Records contained in a dataset
※

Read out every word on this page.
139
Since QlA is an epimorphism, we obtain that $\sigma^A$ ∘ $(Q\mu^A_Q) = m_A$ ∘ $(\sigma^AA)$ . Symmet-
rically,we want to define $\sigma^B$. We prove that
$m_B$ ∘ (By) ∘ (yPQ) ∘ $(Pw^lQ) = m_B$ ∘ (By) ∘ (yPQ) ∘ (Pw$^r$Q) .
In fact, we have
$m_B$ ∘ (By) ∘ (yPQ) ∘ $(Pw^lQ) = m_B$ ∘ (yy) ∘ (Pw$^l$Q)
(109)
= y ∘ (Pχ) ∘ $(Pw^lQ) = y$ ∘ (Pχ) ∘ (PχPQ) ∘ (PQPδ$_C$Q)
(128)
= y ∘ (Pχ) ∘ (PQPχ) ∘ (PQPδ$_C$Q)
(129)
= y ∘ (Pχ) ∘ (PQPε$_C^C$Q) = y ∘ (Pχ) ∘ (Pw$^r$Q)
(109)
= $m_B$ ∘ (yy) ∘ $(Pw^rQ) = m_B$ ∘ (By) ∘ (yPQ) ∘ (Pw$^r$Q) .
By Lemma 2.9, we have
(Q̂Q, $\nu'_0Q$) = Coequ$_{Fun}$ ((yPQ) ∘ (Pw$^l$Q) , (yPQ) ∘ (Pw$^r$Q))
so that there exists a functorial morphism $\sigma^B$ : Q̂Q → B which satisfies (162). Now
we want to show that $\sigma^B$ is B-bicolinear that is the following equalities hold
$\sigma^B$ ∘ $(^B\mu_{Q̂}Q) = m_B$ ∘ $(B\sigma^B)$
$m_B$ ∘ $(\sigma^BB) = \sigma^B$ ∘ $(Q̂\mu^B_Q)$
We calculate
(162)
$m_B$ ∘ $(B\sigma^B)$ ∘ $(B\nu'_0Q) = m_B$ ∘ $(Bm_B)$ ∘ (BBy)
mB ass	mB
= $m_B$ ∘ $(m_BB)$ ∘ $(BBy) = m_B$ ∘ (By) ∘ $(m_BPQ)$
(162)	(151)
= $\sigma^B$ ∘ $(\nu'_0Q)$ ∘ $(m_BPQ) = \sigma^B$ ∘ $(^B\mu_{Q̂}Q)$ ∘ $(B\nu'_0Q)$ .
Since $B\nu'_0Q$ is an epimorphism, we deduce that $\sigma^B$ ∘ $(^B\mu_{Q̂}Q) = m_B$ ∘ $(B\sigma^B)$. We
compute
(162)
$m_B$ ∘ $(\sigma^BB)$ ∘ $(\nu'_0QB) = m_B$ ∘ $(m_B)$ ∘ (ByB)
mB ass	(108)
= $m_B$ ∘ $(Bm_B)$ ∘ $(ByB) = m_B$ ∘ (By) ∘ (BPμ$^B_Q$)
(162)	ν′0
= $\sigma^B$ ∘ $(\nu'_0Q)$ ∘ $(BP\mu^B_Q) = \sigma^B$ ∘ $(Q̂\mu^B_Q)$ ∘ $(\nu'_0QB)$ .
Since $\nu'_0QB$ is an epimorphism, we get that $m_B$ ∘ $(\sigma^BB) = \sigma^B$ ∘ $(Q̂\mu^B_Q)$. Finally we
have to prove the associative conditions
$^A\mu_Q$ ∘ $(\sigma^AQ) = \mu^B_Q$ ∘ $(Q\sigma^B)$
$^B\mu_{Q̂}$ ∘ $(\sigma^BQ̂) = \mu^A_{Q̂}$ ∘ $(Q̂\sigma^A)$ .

※

- **AIM OF THE EXERCISE**: Scan the material above for the string "Since" and return the lines that hold it.

- **EXPECTED ANSWER**:
Since QlA is an epimorphism, we obtain that $\sigma^A$ ∘ $(Q\mu^A_Q) = m_A$ ∘ $(\sigma^AA)$ . Symmet-
Since $B\nu'_0Q$ is an epimorphism, we deduce that $\sigma^B$ ∘ $(^B\mu_{Q̂}Q) = m_B$ ∘ $(B\sigma^B)$. We
Since $\nu'_0QB$ is an epimorphism, we get that $m_B$ ∘ $(\sigma^BB) = \sigma^B$ ∘ $(Q̂\mu^B_Q)$. Finally we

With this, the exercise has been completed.